### GOAL
Copy every line in which the string "ylabel" occurs.

### RECORDS SHOWN

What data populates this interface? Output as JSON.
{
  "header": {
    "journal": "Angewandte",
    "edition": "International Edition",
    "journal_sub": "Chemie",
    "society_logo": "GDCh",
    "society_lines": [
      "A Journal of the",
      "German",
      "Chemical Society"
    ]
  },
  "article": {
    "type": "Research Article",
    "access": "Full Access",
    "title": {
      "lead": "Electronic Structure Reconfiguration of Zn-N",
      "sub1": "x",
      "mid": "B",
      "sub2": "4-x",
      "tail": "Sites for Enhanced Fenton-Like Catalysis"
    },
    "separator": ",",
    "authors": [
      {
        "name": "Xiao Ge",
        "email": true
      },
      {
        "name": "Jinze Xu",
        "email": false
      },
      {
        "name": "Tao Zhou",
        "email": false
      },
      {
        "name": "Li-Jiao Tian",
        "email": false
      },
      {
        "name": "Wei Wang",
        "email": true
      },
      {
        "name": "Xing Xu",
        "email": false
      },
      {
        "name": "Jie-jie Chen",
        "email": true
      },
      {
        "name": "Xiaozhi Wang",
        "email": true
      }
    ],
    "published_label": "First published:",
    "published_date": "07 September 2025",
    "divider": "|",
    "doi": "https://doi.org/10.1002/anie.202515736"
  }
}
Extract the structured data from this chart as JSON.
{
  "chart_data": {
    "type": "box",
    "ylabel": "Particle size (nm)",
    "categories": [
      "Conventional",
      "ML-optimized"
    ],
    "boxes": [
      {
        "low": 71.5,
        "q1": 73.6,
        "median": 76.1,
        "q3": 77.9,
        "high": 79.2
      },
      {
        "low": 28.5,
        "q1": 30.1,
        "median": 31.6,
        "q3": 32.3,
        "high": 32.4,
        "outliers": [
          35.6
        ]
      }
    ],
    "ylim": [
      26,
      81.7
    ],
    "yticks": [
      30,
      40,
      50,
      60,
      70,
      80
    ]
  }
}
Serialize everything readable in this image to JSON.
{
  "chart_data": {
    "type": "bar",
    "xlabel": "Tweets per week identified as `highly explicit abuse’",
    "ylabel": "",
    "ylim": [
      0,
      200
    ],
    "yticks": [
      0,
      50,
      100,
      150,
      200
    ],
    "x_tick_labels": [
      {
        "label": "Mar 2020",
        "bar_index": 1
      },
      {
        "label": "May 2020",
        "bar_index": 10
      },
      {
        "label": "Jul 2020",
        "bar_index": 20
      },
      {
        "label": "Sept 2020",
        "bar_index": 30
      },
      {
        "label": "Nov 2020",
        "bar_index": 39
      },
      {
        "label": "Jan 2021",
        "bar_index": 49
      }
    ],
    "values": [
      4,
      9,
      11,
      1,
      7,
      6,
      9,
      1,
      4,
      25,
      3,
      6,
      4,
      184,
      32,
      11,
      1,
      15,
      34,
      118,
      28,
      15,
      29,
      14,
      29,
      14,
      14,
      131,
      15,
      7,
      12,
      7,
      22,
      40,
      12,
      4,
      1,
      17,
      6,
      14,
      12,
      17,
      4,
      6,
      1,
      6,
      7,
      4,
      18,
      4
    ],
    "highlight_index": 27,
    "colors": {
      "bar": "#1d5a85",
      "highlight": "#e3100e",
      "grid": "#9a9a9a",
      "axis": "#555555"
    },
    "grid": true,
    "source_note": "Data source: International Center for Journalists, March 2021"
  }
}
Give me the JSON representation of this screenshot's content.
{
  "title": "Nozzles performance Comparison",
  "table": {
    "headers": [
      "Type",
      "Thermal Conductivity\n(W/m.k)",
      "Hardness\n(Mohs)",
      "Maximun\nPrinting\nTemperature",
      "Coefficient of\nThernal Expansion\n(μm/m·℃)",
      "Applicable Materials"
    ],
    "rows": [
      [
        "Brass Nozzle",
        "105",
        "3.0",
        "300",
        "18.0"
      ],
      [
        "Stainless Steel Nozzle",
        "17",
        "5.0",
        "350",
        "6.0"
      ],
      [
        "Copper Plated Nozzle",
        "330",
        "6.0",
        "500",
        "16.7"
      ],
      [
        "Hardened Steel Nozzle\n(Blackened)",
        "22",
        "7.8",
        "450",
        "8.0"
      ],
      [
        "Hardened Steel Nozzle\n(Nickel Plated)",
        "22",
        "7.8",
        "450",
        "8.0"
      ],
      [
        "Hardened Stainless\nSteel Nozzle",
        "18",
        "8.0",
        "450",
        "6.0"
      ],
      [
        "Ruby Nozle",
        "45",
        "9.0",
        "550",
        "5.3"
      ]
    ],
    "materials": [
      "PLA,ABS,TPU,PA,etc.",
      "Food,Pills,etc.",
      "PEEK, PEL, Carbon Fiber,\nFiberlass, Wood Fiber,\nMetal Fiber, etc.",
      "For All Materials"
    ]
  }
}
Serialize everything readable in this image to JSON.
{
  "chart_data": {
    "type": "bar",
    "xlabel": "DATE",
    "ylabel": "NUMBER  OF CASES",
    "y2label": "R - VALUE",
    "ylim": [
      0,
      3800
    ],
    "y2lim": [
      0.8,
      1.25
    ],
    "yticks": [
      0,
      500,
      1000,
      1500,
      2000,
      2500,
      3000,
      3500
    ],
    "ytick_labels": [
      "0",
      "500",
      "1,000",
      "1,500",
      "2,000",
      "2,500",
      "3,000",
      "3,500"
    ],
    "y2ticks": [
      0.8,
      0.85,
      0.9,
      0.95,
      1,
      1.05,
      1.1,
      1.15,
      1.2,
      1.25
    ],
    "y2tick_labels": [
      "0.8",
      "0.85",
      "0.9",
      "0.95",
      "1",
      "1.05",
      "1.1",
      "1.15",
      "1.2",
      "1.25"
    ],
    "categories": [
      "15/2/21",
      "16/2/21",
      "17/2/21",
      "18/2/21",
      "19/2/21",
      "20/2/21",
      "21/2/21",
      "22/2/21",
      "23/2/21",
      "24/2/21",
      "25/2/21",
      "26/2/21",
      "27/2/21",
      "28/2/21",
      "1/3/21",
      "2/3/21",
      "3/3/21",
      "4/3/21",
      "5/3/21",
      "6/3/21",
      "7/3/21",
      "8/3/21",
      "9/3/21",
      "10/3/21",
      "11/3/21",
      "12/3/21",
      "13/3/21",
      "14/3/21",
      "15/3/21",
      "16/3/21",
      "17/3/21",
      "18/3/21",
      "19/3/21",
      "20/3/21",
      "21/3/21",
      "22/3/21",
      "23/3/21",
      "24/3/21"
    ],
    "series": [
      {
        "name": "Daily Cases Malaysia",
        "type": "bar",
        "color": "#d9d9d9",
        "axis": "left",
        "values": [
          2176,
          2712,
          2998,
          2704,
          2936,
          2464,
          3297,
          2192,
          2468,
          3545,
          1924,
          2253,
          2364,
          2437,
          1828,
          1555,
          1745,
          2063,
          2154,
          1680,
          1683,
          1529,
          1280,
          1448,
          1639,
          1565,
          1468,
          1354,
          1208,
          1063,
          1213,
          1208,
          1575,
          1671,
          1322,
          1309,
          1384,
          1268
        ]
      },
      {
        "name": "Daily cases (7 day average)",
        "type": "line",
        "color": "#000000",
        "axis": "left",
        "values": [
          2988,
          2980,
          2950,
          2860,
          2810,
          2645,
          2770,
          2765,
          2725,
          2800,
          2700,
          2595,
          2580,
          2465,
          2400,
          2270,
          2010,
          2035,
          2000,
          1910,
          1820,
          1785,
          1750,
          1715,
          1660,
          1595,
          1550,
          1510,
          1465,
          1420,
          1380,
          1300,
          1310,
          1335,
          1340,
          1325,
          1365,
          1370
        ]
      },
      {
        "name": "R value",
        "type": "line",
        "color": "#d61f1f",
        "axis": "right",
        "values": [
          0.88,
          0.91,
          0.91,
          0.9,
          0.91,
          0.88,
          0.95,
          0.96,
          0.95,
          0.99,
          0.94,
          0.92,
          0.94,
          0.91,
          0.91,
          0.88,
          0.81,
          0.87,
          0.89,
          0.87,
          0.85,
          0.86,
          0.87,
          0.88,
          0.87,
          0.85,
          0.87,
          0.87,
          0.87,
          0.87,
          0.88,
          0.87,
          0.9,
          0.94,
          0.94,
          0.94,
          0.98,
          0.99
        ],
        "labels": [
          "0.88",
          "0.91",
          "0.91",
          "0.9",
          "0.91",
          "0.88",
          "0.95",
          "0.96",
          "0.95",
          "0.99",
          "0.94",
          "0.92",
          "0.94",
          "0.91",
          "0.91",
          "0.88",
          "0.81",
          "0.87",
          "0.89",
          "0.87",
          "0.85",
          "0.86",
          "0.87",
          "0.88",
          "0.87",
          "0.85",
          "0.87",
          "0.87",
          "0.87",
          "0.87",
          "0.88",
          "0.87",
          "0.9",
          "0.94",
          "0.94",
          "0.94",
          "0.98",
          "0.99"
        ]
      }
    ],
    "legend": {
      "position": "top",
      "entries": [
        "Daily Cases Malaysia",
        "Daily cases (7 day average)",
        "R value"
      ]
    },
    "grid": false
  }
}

### FINAL ANSWER
    "ylabel": "Particle size (nm)",
    "ylabel": "",
    "ylabel": "NUMBER  OF CASES",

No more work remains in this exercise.